- [DATASET ROWS]
□ □ □ □ □

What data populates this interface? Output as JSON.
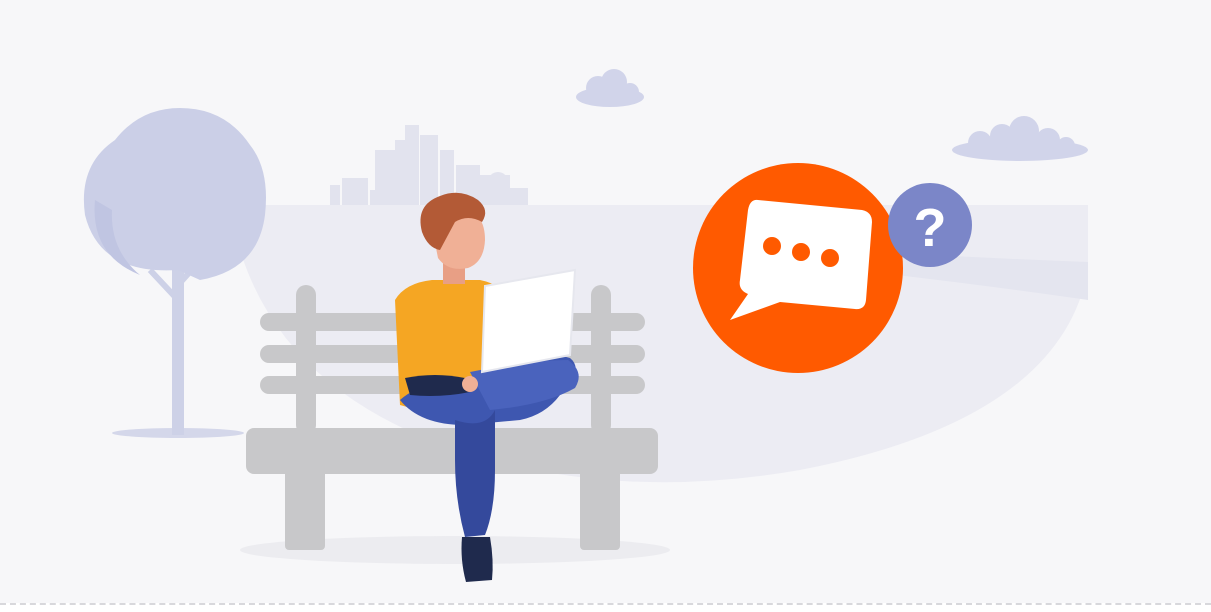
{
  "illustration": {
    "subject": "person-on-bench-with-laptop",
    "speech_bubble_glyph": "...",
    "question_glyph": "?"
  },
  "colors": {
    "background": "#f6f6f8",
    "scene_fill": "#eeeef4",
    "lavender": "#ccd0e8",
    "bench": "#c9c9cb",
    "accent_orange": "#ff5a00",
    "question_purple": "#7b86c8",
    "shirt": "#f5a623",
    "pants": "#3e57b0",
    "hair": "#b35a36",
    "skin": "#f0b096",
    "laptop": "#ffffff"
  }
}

□ □ □ □ □

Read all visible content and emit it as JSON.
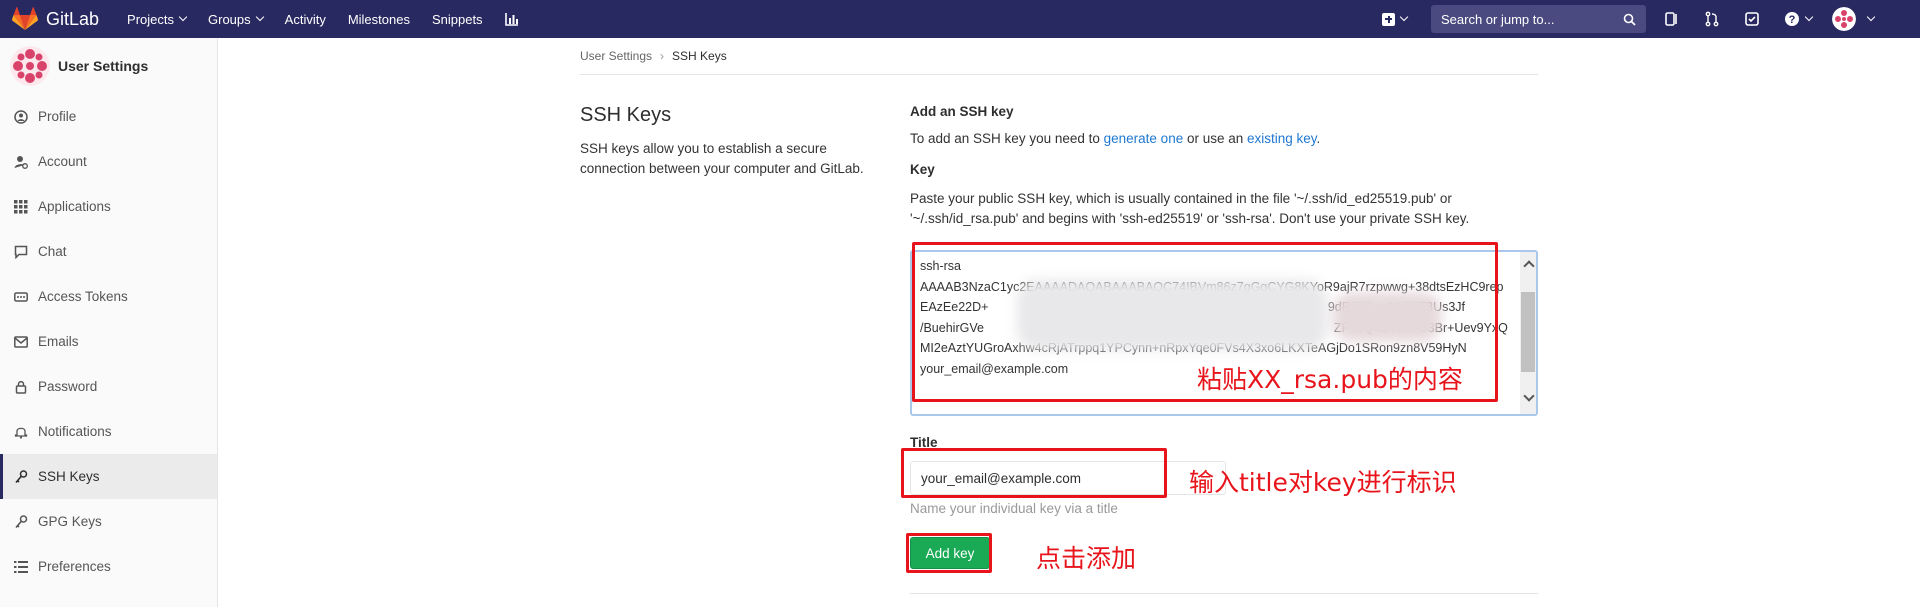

□ □ □ □ □

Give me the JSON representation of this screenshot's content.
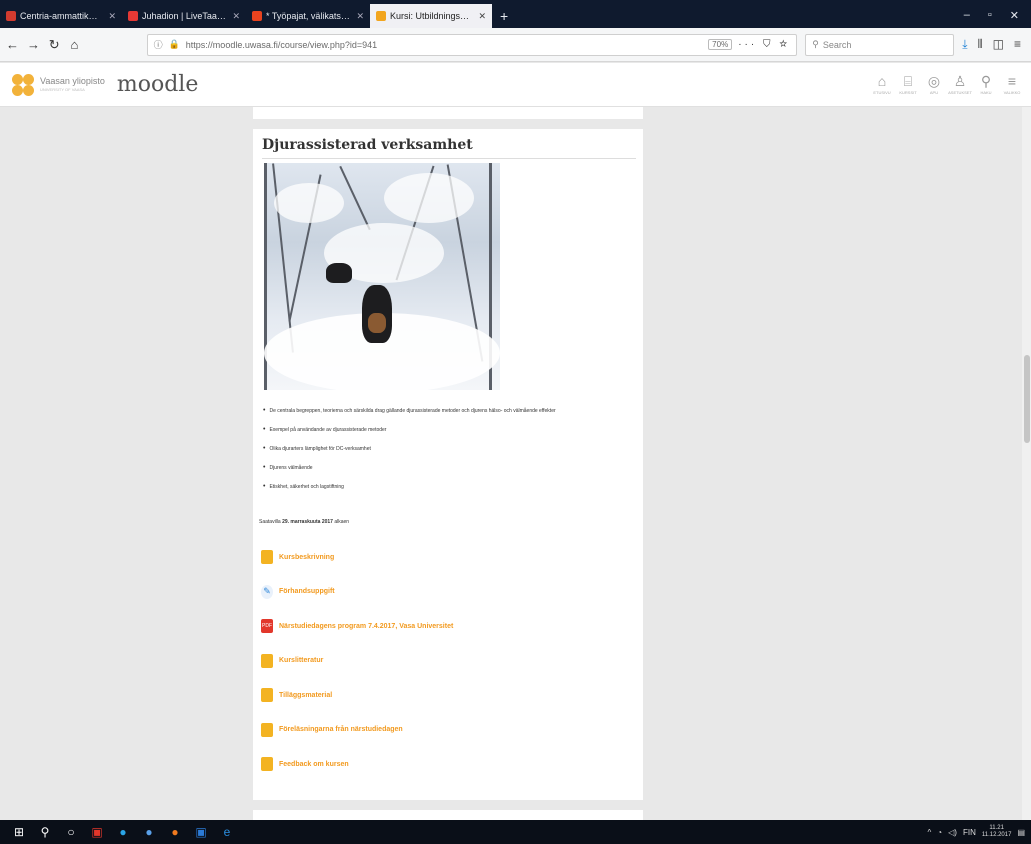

□ □ □ □ □

- [WRITTEN INSTRUCTION]
Using the listing, copy every line where the word "content" shows up.

- [FINISHED TASK]
Read all visible content and emit it as JSON.
Give me the JSON representation of this screenshot's content.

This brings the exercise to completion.